_Текст для работы:_

::::::::::

Собственно, сохраняя природу, человек пытается сохранить свою душу.
У Зверева есть потрясающие рассказы, где мир природы и мир человека встречаются в пограничных областях. Он, например, просто рассказывает о гнездах. О гнезде из полыни. О гнезде из окурков. О гнезде из колючей проволоки. Три рассказа, написанные в разные годы. И есть рассказ о ласточках, которые слепили гнездо в кабине паровоза, стоящего в резерве, и вывели в нем птенцов. Дело даже не в ласточках, а в том, как интеллигентно повел себя в этой ситуации машинист. Он сделал все, чтобы это грохочущее, дымящее чудовище стало для ласточек домом. Они летали за своим паровозом по всей стране. Днем ловили на параллельном курсе насекомых, влетая время от времени в окно с мухами в клюве, а ночью спали над головой машиниста. И так они путешествовали, пока птенцы не встали на крыло.
Увы, не всем зверям и птицам успеть за нашим паровозом. Многим еще суждено быть раздавленными под колесами технического прогресса.

::::::::::

(Данные сегментации страниц)

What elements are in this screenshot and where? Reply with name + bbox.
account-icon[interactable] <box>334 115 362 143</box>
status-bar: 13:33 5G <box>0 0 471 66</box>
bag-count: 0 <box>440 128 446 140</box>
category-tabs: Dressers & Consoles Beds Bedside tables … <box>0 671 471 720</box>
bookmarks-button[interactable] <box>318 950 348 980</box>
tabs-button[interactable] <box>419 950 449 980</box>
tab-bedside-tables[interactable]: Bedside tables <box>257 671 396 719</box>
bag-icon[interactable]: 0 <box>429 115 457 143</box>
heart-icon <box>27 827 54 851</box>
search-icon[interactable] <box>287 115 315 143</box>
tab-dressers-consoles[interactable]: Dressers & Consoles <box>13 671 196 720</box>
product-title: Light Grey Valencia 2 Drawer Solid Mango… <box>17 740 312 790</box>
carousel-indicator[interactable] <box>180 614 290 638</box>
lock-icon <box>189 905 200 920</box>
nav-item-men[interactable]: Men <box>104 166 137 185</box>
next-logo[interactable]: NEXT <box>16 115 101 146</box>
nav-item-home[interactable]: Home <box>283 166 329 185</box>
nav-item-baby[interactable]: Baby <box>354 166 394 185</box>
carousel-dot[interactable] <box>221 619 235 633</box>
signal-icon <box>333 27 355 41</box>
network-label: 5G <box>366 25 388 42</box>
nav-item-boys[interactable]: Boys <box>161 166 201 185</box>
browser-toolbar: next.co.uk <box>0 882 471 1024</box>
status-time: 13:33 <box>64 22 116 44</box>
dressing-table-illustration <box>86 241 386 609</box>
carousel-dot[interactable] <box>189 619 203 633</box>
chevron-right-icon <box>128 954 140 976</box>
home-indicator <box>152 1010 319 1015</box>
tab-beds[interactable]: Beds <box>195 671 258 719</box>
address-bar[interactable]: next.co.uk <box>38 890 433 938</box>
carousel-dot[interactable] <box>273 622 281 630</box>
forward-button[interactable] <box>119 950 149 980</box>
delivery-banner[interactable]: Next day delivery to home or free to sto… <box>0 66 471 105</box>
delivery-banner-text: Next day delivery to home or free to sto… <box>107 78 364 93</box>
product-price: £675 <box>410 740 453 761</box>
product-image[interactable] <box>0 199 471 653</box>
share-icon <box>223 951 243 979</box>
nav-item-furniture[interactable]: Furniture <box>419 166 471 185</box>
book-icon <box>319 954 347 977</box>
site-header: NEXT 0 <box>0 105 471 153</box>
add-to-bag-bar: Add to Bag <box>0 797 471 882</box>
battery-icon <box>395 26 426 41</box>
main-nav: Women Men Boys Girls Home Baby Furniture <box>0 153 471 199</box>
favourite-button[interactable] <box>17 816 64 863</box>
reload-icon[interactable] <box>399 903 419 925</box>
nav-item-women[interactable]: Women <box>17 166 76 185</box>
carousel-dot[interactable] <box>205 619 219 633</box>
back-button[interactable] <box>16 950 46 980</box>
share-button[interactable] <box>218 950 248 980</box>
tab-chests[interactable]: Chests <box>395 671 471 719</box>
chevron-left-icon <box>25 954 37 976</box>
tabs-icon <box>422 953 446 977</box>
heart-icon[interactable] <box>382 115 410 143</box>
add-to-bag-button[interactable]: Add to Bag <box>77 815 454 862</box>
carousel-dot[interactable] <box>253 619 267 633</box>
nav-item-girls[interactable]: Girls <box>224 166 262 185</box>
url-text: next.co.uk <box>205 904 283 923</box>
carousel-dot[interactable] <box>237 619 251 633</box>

::::::::::

_Задания к упражнению:_
- a) Ответьте на вопросы по тексту о рассказах Зверева:
(i) Что, согласно тексту, пытается сохранить человек, сохраняя природу?
(ii) Где ласточки слепили гнездо и вывели птенцов?
(iii) Под чем, по словам последнего абзаца, многим зверям и птицам суждено быть раздавленными?
- b) Повторите без изменений фрагмент текста о рассказах Зверева: начните с места, где стоят слова «Собственно, сохраняя природу, человек», и остановитесь после слов «встали на крыло.».

_Ответы по заданиям:_
- a)
(i) Свою душу.
(ii) В кабине паровоза, стоящего в резерве.
(iii) Под колесами технического прогресса.

- b)
Собственно, сохраняя природу, человек пытается сохранить свою душу.
У Зверева есть потрясающие рассказы, где мир природы и мир человека встречаются в пограничных областях. Он, например, просто рассказывает о гнездах. О гнезде из полыни. О гнезде из окурков. О гнезде из колючей проволоки. Три рассказа, написанные в разные годы. И есть рассказ о ласточках, которые слепили гнездо в кабине паровоза, стоящего в резерве, и вывели в нем птенцов. Дело даже не в ласточках, а в том, как интеллигентно повел себя в этой ситуации машинист. Он сделал все, чтобы это грохочущее, дымящее чудовище стало для ласточек домом. Они летали за своим паровозом по всей стране. Днем ловили на параллельном курсе насекомых, влетая время от времени в окно с мухами в клюве, а ночью спали над головой машиниста. И так они путешествовали, пока птенцы не встали на крыло.